Task instructions: Keep only the lines that hold the string "beside", filtering out the rest of the entries below.

Input data:
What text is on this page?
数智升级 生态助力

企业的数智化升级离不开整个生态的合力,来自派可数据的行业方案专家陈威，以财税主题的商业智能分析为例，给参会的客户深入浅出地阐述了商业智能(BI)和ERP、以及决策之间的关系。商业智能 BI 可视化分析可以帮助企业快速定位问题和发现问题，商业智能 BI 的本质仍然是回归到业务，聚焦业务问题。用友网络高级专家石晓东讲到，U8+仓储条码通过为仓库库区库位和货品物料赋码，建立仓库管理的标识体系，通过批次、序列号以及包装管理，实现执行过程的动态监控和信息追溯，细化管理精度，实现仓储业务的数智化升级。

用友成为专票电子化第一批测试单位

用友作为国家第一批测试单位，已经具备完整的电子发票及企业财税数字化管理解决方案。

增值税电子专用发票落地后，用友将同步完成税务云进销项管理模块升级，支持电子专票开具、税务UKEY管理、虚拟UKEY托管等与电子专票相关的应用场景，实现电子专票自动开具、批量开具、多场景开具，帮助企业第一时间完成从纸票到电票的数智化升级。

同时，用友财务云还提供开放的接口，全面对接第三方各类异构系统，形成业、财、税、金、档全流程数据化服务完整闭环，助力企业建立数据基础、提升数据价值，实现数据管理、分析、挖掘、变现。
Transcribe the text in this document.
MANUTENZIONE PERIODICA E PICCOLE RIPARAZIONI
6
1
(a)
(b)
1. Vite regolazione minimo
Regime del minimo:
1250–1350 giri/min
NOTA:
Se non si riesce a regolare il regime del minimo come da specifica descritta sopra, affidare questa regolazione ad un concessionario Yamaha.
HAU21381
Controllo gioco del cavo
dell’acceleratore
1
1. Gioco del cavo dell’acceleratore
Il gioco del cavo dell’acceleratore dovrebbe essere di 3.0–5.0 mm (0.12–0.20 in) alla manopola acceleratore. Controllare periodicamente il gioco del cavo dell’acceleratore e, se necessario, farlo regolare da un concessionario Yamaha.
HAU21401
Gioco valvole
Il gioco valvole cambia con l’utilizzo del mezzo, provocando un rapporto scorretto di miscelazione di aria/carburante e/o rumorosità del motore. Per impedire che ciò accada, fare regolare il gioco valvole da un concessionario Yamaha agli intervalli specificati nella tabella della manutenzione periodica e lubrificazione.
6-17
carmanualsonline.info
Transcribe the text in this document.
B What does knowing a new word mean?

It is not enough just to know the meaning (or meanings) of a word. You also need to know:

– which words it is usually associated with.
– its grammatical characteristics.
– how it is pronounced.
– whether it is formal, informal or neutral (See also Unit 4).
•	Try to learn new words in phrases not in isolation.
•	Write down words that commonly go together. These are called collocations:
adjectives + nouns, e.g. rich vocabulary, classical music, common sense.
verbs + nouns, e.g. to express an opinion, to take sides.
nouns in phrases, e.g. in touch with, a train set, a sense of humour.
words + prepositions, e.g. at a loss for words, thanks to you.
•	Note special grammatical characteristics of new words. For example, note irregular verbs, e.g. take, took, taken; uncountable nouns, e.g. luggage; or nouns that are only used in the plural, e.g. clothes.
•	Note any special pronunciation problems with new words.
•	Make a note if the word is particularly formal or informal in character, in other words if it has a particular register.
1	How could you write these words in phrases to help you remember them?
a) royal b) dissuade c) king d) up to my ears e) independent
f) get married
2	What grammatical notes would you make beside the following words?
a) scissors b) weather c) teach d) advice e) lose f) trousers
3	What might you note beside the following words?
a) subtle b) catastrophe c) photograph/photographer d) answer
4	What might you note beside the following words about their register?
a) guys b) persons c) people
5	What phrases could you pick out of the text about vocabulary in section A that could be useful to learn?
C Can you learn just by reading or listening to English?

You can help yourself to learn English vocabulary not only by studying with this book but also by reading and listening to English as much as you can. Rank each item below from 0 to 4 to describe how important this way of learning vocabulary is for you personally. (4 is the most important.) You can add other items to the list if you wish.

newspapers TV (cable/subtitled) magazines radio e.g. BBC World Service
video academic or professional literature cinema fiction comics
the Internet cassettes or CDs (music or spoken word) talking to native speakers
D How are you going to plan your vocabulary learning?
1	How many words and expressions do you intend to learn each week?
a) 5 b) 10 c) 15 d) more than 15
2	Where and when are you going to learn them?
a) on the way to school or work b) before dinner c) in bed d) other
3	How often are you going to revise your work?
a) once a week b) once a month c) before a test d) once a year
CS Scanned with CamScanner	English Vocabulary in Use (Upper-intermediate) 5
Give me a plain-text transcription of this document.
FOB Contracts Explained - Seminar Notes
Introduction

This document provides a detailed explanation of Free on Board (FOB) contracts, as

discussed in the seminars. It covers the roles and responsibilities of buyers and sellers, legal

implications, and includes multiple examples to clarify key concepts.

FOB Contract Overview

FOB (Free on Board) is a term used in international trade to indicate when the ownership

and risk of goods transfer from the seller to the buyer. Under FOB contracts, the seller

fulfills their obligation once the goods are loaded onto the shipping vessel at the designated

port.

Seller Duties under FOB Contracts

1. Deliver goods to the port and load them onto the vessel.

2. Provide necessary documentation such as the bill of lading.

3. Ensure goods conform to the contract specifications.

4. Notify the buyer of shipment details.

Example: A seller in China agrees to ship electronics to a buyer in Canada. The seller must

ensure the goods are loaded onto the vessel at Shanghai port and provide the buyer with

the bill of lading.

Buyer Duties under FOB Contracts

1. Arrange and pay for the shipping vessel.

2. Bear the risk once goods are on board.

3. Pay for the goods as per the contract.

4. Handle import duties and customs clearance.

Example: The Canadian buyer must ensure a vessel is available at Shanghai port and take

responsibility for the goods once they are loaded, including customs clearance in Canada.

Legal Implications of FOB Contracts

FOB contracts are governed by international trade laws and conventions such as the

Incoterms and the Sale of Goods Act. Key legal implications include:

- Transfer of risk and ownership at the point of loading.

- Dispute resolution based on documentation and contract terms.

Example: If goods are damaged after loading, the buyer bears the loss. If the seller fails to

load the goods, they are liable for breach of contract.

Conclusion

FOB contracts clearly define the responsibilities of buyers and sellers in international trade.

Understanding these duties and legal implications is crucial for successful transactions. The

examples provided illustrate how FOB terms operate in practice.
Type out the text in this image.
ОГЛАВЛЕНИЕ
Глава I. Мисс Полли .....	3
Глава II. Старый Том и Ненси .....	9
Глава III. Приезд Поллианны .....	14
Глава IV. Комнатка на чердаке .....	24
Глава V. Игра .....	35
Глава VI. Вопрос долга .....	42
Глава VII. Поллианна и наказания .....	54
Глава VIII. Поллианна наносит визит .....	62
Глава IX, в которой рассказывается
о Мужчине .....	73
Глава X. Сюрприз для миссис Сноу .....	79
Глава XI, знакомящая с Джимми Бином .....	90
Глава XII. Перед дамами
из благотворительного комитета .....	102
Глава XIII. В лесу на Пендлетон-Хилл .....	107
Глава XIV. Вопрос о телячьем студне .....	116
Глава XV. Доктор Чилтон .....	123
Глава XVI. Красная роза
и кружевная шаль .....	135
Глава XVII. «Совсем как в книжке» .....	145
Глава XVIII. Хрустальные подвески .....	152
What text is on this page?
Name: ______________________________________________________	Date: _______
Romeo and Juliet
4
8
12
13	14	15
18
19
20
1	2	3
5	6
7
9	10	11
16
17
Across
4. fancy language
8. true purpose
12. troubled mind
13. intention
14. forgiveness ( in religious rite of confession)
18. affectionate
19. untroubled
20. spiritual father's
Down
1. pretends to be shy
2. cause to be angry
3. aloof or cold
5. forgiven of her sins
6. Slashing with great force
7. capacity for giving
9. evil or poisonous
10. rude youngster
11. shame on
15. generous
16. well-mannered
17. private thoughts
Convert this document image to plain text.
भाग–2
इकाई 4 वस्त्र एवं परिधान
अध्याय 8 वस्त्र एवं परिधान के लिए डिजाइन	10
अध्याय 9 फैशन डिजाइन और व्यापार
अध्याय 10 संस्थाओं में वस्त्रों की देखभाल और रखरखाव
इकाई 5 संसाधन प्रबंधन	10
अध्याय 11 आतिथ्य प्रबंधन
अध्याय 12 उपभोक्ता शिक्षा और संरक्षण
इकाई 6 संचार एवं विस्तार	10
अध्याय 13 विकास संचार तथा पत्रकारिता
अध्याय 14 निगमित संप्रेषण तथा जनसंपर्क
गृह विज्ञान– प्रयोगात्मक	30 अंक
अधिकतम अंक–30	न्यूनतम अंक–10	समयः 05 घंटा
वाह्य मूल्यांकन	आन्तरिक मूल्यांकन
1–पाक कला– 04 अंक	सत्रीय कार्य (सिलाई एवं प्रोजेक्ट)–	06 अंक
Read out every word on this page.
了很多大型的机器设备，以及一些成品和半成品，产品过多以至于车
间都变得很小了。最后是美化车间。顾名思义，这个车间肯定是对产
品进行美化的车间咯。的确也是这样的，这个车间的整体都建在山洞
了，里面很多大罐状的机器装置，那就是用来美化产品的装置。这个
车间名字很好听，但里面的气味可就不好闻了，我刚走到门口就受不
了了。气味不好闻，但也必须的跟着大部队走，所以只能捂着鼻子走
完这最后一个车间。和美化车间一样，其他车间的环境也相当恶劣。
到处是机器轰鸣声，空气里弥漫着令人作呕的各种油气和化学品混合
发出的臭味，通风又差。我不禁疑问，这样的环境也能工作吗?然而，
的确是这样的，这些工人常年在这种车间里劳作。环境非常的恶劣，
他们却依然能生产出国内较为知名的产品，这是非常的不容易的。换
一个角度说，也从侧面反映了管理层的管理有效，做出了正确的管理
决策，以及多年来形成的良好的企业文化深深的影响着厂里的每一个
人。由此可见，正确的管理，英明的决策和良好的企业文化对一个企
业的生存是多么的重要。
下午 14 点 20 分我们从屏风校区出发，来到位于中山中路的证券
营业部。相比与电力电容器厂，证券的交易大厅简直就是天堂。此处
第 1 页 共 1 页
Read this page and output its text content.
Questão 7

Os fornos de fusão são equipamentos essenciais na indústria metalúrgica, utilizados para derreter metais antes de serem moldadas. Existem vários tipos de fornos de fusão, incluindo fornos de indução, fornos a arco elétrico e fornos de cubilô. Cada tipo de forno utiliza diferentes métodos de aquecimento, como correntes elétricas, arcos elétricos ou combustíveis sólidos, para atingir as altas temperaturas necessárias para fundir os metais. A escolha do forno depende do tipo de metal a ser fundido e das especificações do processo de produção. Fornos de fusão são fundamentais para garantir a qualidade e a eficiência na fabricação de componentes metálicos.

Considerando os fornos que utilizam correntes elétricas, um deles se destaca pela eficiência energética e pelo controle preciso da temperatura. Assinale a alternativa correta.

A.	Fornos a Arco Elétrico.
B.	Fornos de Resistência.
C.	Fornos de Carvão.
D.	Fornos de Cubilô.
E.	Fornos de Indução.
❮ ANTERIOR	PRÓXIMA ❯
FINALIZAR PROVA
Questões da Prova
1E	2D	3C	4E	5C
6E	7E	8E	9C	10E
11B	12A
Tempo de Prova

Full solution:
2	What grammatical notes would you make beside the following words?
3	What might you note beside the following words?
4	What might you note beside the following words about their register?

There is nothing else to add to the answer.